### Goal
Transcribe the listing word for word.

### Provided data
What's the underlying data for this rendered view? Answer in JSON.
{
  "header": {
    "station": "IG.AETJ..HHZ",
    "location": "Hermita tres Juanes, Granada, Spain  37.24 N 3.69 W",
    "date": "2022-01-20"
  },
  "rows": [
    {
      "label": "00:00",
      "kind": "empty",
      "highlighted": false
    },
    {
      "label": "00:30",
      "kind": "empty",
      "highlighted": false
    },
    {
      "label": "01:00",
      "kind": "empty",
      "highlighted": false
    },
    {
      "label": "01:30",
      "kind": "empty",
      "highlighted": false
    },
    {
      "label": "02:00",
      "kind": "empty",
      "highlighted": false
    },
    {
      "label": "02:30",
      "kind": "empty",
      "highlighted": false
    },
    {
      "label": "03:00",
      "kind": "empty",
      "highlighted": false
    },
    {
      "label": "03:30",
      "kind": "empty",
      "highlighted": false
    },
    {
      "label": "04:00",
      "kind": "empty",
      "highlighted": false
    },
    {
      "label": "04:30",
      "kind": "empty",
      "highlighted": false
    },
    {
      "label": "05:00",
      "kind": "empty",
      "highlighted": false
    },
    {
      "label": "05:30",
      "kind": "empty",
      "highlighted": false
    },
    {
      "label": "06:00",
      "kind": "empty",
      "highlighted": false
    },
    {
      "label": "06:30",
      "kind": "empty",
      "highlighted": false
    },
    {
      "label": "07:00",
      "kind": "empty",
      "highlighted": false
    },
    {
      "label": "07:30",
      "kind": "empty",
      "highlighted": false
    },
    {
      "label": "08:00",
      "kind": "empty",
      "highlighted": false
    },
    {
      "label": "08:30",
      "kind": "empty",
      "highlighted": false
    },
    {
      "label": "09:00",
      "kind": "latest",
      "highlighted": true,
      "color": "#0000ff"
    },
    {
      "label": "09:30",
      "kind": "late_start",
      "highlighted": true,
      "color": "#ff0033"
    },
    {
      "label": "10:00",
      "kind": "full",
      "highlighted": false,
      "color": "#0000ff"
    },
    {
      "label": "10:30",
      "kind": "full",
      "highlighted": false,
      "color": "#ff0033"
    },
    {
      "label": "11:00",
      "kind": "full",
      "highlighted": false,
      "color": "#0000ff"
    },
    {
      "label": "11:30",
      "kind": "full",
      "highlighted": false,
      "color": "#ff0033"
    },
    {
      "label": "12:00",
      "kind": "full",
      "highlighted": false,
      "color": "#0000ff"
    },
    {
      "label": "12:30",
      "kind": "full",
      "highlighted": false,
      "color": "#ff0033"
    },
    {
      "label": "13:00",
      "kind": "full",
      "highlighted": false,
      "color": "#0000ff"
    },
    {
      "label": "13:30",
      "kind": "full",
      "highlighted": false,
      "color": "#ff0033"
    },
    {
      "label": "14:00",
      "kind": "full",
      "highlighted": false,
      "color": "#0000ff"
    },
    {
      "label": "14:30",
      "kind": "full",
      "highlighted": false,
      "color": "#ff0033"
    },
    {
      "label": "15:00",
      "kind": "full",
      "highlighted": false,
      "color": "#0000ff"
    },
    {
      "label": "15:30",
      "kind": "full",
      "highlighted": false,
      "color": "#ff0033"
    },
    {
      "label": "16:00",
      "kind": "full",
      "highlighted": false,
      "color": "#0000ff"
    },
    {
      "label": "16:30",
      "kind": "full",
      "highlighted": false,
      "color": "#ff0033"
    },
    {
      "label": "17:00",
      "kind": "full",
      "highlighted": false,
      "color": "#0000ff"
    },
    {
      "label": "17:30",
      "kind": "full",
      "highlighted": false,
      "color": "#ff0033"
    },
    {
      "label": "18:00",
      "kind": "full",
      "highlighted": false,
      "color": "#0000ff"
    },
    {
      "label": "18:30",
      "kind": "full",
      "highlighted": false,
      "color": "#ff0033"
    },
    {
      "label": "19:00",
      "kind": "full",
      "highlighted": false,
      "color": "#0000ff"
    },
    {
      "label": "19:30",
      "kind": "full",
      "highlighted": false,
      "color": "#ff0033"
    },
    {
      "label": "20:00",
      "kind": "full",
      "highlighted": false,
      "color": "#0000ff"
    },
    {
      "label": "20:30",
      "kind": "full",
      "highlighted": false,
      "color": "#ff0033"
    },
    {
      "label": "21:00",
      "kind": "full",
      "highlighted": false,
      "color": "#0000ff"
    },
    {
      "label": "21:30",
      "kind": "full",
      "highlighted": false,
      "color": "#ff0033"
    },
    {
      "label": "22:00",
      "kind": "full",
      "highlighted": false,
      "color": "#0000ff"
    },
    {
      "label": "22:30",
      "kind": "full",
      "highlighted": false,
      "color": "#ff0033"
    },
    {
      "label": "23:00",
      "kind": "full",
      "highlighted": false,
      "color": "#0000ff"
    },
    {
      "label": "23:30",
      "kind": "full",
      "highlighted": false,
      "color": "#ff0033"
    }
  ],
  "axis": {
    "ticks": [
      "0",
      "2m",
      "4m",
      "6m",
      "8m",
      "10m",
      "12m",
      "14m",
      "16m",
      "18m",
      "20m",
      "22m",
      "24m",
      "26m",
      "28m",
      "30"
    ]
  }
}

### Answer for the task
What's the underlying data for this rendered view? Answer in JSON.
{
  "header": {
    "station": "IG.AETJ..HHZ",
    "location": "Hermita tres Juanes, Granada, Spain  37.24 N 3.69 W",
    "date": "2022-01-20"
  },
  "rows": [
    {
      "label": "00:00",
      "kind": "empty",
      "highlighted": false
    },
    {
      "label": "00:30",
      "kind": "empty",
      "highlighted": false
    },
    {
      "label": "01:00",
      "kind": "empty",
      "highlighted": false
    },
    {
      "label": "01:30",
      "kind": "empty",
      "highlighted": false
    },
    {
      "label": "02:00",
      "kind": "empty",
      "highlighted": false
    },
    {
      "label": "02:30",
      "kind": "empty",
      "highlighted": false
    },
    {
      "label": "03:00",
      "kind": "empty",
      "highlighted": false
    },
    {
      "label": "03:30",
      "kind": "empty",
      "highlighted": false
    },
    {
      "label": "04:00",
      "kind": "empty",
      "highlighted": false
    },
    {
      "label": "04:30",
      "kind": "empty",
      "highlighted": false
    },
    {
      "label": "05:00",
      "kind": "empty",
      "highlighted": false
    },
    {
      "label": "05:30",
      "kind": "empty",
      "highlighted": false
    },
    {
      "label": "06:00",
      "kind": "empty",
      "highlighted": false
    },
    {
      "label": "06:30",
      "kind": "empty",
      "highlighted": false
    },
    {
      "label": "07:00",
      "kind": "empty",
      "highlighted": false
    },
    {
      "label": "07:30",
      "kind": "empty",
      "highlighted": false
    },
    {
      "label": "08:00",
      "kind": "empty",
      "highlighted": false
    },
    {
      "label": "08:30",
      "kind": "empty",
      "highlighted": false
    },
    {
      "label": "09:00",
      "kind": "latest",
      "highlighted": true,
      "color": "#0000ff"
    },
    {
      "label": "09:30",
      "kind": "late_start",
      "highlighted": true,
      "color": "#ff0033"
    },
    {
      "label": "10:00",
      "kind": "full",
      "highlighted": false,
      "color": "#0000ff"
    },
    {
      "label": "10:30",
      "kind": "full",
      "highlighted": false,
      "color": "#ff0033"
    },
    {
      "label": "11:00",
      "kind": "full",
      "highlighted": false,
      "color": "#0000ff"
    },
    {
      "label": "11:30",
      "kind": "full",
      "highlighted": false,
      "color": "#ff0033"
    },
    {
      "label": "12:00",
      "kind": "full",
      "highlighted": false,
      "color": "#0000ff"
    },
    {
      "label": "12:30",
      "kind": "full",
      "highlighted": false,
      "color": "#ff0033"
    },
    {
      "label": "13:00",
      "kind": "full",
      "highlighted": false,
      "color": "#0000ff"
    },
    {
      "label": "13:30",
      "kind": "full",
      "highlighted": false,
      "color": "#ff0033"
    },
    {
      "label": "14:00",
      "kind": "full",
      "highlighted": false,
      "color": "#0000ff"
    },
    {
      "label": "14:30",
      "kind": "full",
      "highlighted": false,
      "color": "#ff0033"
    },
    {
      "label": "15:00",
      "kind": "full",
      "highlighted": false,
      "color": "#0000ff"
    },
    {
      "label": "15:30",
      "kind": "full",
      "highlighted": false,
      "color": "#ff0033"
    },
    {
      "label": "16:00",
      "kind": "full",
      "highlighted": false,
      "color": "#0000ff"
    },
    {
      "label": "16:30",
      "kind": "full",
      "highlighted": false,
      "color": "#ff0033"
    },
    {
      "label": "17:00",
      "kind": "full",
      "highlighted": false,
      "color": "#0000ff"
    },
    {
      "label": "17:30",
      "kind": "full",
      "highlighted": false,
      "color": "#ff0033"
    },
    {
      "label": "18:00",
      "kind": "full",
      "highlighted": false,
      "color": "#0000ff"
    },
    {
      "label": "18:30",
      "kind": "full",
      "highlighted": false,
      "color": "#ff0033"
    },
    {
      "label": "19:00",
      "kind": "full",
      "highlighted": false,
      "color": "#0000ff"
    },
    {
      "label": "19:30",
      "kind": "full",
      "highlighted": false,
      "color": "#ff0033"
    },
    {
      "label": "20:00",
      "kind": "full",
      "highlighted": false,
      "color": "#0000ff"
    },
    {
      "label": "20:30",
      "kind": "full",
      "highlighted": false,
      "color": "#ff0033"
    },
    {
      "label": "21:00",
      "kind": "full",
      "highlighted": false,
      "color": "#0000ff"
    },
    {
      "label": "21:30",
      "kind": "full",
      "highlighted": false,
      "color": "#ff0033"
    },
    {
      "label": "22:00",
      "kind": "full",
      "highlighted": false,
      "color": "#0000ff"
    },
    {
      "label": "22:30",
      "kind": "full",
      "highlighted": false,
      "color": "#ff0033"
    },
    {
      "label": "23:00",
      "kind": "full",
      "highlighted": false,
      "color": "#0000ff"
    },
    {
      "label": "23:30",
      "kind": "full",
      "highlighted": false,
      "color": "#ff0033"
    }
  ],
  "axis": {
    "ticks": [
      "0",
      "2m",
      "4m",
      "6m",
      "8m",
      "10m",
      "12m",
      "14m",
      "16m",
      "18m",
      "20m",
      "22m",
      "24m",
      "26m",
      "28m",
      "30"
    ]
  }
}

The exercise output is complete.